▶ SET PROBLEM
Please update the lines starting at the first one and ending at the line containing "point (346, 253, 353, 260)", replacing "point" with "marker" and leaving everything else unchanged.
=-=-=
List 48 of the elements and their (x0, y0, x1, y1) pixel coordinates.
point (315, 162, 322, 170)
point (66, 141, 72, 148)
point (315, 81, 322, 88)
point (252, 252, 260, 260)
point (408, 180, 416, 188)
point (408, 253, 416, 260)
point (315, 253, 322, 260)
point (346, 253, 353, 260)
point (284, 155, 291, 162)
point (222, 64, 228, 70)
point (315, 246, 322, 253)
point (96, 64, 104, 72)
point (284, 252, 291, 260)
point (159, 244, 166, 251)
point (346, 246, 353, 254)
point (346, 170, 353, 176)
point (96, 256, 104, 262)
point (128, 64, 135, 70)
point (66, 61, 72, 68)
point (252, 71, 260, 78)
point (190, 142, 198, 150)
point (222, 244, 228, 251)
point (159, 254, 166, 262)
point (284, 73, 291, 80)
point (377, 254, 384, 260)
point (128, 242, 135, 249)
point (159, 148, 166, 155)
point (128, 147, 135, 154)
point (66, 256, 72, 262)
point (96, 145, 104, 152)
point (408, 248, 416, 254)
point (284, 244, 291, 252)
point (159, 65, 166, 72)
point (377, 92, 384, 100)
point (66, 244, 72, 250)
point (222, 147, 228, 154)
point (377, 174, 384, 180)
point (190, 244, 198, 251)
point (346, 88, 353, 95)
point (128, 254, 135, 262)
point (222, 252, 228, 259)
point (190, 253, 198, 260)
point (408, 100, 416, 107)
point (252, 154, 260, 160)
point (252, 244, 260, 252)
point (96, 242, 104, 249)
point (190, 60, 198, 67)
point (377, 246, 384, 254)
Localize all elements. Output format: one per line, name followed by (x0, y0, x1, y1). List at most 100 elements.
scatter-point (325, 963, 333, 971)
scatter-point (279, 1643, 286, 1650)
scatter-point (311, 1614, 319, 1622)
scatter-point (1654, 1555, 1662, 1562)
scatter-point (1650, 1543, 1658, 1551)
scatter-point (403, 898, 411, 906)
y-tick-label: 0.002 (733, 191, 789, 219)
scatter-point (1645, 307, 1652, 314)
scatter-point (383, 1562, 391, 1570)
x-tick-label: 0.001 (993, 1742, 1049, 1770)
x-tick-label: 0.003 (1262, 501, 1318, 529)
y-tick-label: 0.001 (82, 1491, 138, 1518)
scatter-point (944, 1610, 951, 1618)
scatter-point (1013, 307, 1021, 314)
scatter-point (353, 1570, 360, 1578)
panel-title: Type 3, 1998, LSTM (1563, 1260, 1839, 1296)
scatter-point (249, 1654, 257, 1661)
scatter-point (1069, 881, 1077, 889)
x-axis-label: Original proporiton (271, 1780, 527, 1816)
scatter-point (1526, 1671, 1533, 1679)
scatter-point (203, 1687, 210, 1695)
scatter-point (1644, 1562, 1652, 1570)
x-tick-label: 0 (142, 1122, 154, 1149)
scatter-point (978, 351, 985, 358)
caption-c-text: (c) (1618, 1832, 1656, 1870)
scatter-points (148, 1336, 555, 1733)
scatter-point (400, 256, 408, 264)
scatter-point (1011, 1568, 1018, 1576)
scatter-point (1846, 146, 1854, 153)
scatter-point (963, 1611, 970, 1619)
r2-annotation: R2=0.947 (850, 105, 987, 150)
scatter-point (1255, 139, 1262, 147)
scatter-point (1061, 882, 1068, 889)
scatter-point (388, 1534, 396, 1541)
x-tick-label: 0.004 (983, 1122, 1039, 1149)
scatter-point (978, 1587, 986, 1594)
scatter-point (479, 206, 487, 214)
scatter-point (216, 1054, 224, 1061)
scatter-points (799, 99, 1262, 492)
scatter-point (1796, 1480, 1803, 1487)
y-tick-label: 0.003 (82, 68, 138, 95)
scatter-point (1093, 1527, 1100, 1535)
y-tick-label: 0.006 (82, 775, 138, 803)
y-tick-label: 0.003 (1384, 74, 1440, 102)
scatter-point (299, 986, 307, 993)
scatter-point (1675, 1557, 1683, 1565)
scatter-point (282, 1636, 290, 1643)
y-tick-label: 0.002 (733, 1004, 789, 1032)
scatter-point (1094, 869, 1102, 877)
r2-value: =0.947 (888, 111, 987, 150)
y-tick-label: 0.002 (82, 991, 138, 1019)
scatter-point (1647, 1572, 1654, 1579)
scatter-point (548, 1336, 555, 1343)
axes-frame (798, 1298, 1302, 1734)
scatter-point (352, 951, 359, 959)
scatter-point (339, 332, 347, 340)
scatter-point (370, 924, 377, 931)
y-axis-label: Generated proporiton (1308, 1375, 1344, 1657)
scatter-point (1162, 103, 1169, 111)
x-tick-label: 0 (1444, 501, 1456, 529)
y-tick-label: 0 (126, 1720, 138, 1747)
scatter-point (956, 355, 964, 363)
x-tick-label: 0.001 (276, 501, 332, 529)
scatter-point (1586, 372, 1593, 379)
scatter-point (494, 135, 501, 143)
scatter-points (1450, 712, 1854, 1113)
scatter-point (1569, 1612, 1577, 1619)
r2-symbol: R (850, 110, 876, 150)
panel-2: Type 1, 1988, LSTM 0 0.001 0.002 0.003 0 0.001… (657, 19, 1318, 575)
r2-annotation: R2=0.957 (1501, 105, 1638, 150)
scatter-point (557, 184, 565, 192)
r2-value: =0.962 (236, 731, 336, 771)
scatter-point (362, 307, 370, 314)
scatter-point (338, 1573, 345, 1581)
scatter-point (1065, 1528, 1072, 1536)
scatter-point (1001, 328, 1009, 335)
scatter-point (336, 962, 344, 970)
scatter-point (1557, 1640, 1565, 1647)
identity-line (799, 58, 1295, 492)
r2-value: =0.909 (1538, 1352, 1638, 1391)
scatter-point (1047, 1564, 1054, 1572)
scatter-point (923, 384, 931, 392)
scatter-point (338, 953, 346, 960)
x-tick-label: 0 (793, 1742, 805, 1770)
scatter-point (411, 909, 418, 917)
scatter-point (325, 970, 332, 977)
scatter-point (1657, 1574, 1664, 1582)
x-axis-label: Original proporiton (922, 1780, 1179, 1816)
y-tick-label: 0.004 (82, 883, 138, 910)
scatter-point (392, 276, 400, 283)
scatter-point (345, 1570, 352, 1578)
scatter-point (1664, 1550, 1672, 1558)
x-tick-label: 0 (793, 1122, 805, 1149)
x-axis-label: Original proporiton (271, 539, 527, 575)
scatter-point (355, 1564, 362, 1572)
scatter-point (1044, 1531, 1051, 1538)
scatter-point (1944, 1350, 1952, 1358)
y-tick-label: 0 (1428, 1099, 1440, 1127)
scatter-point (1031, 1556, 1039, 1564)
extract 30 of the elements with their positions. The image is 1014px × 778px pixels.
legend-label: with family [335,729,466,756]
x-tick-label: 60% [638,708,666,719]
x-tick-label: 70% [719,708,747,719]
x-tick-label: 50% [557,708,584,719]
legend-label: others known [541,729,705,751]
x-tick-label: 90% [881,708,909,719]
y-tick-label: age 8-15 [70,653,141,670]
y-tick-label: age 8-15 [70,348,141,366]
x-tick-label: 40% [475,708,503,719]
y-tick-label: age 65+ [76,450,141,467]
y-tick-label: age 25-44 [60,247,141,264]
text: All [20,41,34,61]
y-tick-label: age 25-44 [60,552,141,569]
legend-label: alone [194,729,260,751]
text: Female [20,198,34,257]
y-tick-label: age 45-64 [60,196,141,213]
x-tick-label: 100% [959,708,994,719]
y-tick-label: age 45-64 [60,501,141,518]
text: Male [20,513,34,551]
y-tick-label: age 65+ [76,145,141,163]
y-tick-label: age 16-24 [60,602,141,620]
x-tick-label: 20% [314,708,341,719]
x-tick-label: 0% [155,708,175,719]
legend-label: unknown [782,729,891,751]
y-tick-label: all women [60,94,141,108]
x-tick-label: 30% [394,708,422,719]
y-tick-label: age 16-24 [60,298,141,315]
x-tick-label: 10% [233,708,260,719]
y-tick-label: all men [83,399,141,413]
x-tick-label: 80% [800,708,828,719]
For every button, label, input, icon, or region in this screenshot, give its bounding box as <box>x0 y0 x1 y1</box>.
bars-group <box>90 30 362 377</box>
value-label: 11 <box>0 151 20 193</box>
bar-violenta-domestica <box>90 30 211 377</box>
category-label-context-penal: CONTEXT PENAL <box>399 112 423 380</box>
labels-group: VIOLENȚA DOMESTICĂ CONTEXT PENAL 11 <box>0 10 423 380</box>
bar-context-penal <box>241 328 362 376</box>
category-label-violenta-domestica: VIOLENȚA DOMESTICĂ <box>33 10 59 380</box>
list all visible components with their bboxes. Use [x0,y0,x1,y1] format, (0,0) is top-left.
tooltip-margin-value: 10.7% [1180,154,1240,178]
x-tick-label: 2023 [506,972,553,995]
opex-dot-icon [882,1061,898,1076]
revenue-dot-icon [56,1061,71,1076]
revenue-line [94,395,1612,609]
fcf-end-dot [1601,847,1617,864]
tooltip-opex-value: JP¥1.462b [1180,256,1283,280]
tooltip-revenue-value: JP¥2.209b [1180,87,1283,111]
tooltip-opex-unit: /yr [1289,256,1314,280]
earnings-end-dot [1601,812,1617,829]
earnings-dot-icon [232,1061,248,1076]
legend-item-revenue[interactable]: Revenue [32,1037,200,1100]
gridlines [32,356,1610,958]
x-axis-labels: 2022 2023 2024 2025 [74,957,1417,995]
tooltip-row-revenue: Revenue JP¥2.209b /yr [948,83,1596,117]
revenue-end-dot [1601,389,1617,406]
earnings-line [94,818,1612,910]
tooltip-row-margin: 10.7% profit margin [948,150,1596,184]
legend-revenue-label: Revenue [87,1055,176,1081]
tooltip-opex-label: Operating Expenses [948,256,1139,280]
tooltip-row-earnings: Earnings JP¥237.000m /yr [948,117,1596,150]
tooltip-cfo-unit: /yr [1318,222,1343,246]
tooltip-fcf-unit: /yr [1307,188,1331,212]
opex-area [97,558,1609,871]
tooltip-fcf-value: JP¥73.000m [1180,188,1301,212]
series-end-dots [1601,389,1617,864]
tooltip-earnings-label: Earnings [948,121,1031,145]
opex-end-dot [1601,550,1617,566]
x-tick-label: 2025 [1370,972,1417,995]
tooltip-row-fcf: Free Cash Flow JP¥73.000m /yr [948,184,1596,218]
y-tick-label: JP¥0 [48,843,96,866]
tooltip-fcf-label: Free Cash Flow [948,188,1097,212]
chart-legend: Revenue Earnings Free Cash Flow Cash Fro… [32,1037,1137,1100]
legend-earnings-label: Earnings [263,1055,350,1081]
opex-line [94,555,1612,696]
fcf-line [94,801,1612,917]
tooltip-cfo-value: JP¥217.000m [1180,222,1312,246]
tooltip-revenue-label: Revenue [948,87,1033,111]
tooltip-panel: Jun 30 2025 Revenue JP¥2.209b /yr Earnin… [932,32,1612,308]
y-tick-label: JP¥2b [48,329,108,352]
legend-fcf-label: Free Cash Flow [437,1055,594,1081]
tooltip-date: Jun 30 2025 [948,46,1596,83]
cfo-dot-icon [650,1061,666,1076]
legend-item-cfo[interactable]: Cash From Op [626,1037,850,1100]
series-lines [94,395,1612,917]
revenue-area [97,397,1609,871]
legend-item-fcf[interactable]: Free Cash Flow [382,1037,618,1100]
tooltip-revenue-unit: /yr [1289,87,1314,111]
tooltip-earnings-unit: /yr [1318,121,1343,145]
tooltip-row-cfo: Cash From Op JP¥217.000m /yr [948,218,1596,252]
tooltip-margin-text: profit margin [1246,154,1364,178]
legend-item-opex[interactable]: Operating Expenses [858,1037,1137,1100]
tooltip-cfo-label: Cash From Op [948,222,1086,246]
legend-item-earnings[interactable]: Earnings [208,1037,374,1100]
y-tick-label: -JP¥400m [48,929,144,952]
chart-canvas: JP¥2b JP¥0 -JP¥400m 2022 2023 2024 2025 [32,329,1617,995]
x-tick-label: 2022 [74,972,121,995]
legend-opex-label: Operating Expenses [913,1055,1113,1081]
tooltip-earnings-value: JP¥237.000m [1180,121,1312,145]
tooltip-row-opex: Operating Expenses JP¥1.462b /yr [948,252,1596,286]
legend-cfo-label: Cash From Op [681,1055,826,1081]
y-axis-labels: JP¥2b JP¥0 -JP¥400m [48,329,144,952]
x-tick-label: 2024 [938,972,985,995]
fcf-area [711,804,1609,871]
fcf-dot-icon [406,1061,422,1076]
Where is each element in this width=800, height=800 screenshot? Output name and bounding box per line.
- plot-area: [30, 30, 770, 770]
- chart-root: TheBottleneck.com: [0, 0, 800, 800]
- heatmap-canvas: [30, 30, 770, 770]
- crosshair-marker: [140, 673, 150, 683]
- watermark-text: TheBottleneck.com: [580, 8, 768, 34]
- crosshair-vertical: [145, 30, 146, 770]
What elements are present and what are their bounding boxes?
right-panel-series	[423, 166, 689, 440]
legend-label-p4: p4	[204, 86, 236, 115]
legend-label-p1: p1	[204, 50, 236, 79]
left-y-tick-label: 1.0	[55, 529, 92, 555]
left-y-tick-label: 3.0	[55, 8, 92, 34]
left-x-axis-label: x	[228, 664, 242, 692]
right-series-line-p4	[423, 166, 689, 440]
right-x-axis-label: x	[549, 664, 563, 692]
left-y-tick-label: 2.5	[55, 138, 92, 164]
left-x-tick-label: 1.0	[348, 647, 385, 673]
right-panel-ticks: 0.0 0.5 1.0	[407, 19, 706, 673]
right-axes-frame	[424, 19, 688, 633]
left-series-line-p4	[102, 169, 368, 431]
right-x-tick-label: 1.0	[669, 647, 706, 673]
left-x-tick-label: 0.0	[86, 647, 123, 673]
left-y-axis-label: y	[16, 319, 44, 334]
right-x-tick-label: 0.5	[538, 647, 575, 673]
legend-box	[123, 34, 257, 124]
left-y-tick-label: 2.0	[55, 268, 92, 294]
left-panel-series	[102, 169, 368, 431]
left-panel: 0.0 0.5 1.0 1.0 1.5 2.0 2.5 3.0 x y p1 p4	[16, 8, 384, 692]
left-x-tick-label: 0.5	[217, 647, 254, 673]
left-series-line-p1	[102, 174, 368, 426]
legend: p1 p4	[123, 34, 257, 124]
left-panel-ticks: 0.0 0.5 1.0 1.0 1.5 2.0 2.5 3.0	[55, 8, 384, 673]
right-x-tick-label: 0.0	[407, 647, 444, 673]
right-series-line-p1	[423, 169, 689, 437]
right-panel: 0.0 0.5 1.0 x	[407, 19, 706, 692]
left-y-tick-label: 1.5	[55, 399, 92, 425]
=-=-=
▶ TASK RESPONSE
List 48 of the elements and their (x0, y0, x1, y1) pixel coordinates.
marker (315, 162, 322, 170)
marker (66, 141, 72, 148)
marker (315, 81, 322, 88)
marker (252, 252, 260, 260)
marker (408, 180, 416, 188)
marker (408, 253, 416, 260)
marker (315, 253, 322, 260)
marker (346, 253, 353, 260)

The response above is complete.